* [Data in this exercise]
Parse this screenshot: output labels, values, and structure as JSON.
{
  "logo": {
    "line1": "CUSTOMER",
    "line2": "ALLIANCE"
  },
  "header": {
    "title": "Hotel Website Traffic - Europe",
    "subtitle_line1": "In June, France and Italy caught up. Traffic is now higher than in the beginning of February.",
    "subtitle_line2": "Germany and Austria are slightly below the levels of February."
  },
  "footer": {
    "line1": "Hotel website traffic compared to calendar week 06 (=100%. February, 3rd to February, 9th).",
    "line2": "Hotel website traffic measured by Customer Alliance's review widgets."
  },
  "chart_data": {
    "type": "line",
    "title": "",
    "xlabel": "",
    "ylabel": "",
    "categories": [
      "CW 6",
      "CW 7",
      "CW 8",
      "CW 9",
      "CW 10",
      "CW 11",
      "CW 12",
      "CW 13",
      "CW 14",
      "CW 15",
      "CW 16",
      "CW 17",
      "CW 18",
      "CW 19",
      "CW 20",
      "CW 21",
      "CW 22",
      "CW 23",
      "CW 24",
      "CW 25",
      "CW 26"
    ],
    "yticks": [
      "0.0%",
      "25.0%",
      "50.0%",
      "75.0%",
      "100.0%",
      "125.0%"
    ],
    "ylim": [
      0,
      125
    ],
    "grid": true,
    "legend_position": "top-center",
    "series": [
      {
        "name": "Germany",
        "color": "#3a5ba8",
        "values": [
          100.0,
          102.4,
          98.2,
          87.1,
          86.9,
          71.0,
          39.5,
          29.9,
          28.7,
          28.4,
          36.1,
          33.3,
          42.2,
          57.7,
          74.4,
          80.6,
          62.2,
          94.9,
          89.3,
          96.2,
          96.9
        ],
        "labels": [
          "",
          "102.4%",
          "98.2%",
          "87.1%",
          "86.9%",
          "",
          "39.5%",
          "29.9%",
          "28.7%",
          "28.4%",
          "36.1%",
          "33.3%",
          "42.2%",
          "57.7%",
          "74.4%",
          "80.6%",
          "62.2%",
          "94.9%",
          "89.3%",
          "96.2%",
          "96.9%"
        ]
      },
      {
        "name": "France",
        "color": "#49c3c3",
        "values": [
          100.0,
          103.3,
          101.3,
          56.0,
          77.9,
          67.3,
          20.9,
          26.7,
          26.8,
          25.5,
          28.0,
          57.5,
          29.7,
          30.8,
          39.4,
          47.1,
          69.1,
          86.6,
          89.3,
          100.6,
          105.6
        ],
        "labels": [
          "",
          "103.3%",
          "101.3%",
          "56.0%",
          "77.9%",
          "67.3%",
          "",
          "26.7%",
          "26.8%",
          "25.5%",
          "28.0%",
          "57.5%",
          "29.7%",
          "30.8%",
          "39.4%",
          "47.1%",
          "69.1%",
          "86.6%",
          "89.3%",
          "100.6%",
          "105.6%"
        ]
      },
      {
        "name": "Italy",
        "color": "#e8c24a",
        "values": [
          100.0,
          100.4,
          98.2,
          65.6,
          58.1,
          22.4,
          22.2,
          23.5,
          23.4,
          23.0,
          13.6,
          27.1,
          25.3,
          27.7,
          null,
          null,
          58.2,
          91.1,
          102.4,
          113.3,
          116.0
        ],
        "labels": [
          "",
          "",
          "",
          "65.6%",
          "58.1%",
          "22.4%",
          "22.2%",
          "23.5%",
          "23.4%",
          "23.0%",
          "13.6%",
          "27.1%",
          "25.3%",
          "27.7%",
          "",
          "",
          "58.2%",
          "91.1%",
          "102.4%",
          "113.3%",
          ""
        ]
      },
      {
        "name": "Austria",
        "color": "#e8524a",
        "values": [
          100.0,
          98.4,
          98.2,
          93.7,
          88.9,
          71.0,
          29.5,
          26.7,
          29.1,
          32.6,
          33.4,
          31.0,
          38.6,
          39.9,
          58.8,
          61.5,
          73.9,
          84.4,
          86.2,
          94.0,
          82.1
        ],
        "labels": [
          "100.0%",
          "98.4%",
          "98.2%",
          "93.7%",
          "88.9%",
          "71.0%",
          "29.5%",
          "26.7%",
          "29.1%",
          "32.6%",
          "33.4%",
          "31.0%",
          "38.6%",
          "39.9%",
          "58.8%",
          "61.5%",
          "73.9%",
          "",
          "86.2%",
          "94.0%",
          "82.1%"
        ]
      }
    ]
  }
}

* [Task to carry out]
Above are some records; extract every one of them exactly.

* [Response for this exercise]
Parse this screenshot: output labels, values, and structure as JSON.
{
  "logo": {
    "line1": "CUSTOMER",
    "line2": "ALLIANCE"
  },
  "header": {
    "title": "Hotel Website Traffic - Europe",
    "subtitle_line1": "In June, France and Italy caught up. Traffic is now higher than in the beginning of February.",
    "subtitle_line2": "Germany and Austria are slightly below the levels of February."
  },
  "footer": {
    "line1": "Hotel website traffic compared to calendar week 06 (=100%. February, 3rd to February, 9th).",
    "line2": "Hotel website traffic measured by Customer Alliance's review widgets."
  },
  "chart_data": {
    "type": "line",
    "title": "",
    "xlabel": "",
    "ylabel": "",
    "categories": [
      "CW 6",
      "CW 7",
      "CW 8",
      "CW 9",
      "CW 10",
      "CW 11",
      "CW 12",
      "CW 13",
      "CW 14",
      "CW 15",
      "CW 16",
      "CW 17",
      "CW 18",
      "CW 19",
      "CW 20",
      "CW 21",
      "CW 22",
      "CW 23",
      "CW 24",
      "CW 25",
      "CW 26"
    ],
    "yticks": [
      "0.0%",
      "25.0%",
      "50.0%",
      "75.0%",
      "100.0%",
      "125.0%"
    ],
    "ylim": [
      0,
      125
    ],
    "grid": true,
    "legend_position": "top-center",
    "series": [
      {
        "name": "Germany",
        "color": "#3a5ba8",
        "values": [
          100.0,
          102.4,
          98.2,
          87.1,
          86.9,
          71.0,
          39.5,
          29.9,
          28.7,
          28.4,
          36.1,
          33.3,
          42.2,
          57.7,
          74.4,
          80.6,
          62.2,
          94.9,
          89.3,
          96.2,
          96.9
        ],
        "labels": [
          "",
          "102.4%",
          "98.2%",
          "87.1%",
          "86.9%",
          "",
          "39.5%",
          "29.9%",
          "28.7%",
          "28.4%",
          "36.1%",
          "33.3%",
          "42.2%",
          "57.7%",
          "74.4%",
          "80.6%",
          "62.2%",
          "94.9%",
          "89.3%",
          "96.2%",
          "96.9%"
        ]
      },
      {
        "name": "France",
        "color": "#49c3c3",
        "values": [
          100.0,
          103.3,
          101.3,
          56.0,
          77.9,
          67.3,
          20.9,
          26.7,
          26.8,
          25.5,
          28.0,
          57.5,
          29.7,
          30.8,
          39.4,
          47.1,
          69.1,
          86.6,
          89.3,
          100.6,
          105.6
        ],
        "labels": [
          "",
          "103.3%",
          "101.3%",
          "56.0%",
          "77.9%",
          "67.3%",
          "",
          "26.7%",
          "26.8%",
          "25.5%",
          "28.0%",
          "57.5%",
          "29.7%",
          "30.8%",
          "39.4%",
          "47.1%",
          "69.1%",
          "86.6%",
          "89.3%",
          "100.6%",
          "105.6%"
        ]
      },
      {
        "name": "Italy",
        "color": "#e8c24a",
        "values": [
          100.0,
          100.4,
          98.2,
          65.6,
          58.1,
          22.4,
          22.2,
          23.5,
          23.4,
          23.0,
          13.6,
          27.1,
          25.3,
          27.7,
          null,
          null,
          58.2,
          91.1,
          102.4,
          113.3,
          116.0
        ],
        "labels": [
          "",
          "",
          "",
          "65.6%",
          "58.1%",
          "22.4%",
          "22.2%",
          "23.5%",
          "23.4%",
          "23.0%",
          "13.6%",
          "27.1%",
          "25.3%",
          "27.7%",
          "",
          "",
          "58.2%",
          "91.1%",
          "102.4%",
          "113.3%",
          ""
        ]
      },
      {
        "name": "Austria",
        "color": "#e8524a",
        "values": [
          100.0,
          98.4,
          98.2,
          93.7,
          88.9,
          71.0,
          29.5,
          26.7,
          29.1,
          32.6,
          33.4,
          31.0,
          38.6,
          39.9,
          58.8,
          61.5,
          73.9,
          84.4,
          86.2,
          94.0,
          82.1
        ],
        "labels": [
          "100.0%",
          "98.4%",
          "98.2%",
          "93.7%",
          "88.9%",
          "71.0%",
          "29.5%",
          "26.7%",
          "29.1%",
          "32.6%",
          "33.4%",
          "31.0%",
          "38.6%",
          "39.9%",
          "58.8%",
          "61.5%",
          "73.9%",
          "",
          "86.2%",
          "94.0%",
          "82.1%"
        ]
      }
    ]
  }
}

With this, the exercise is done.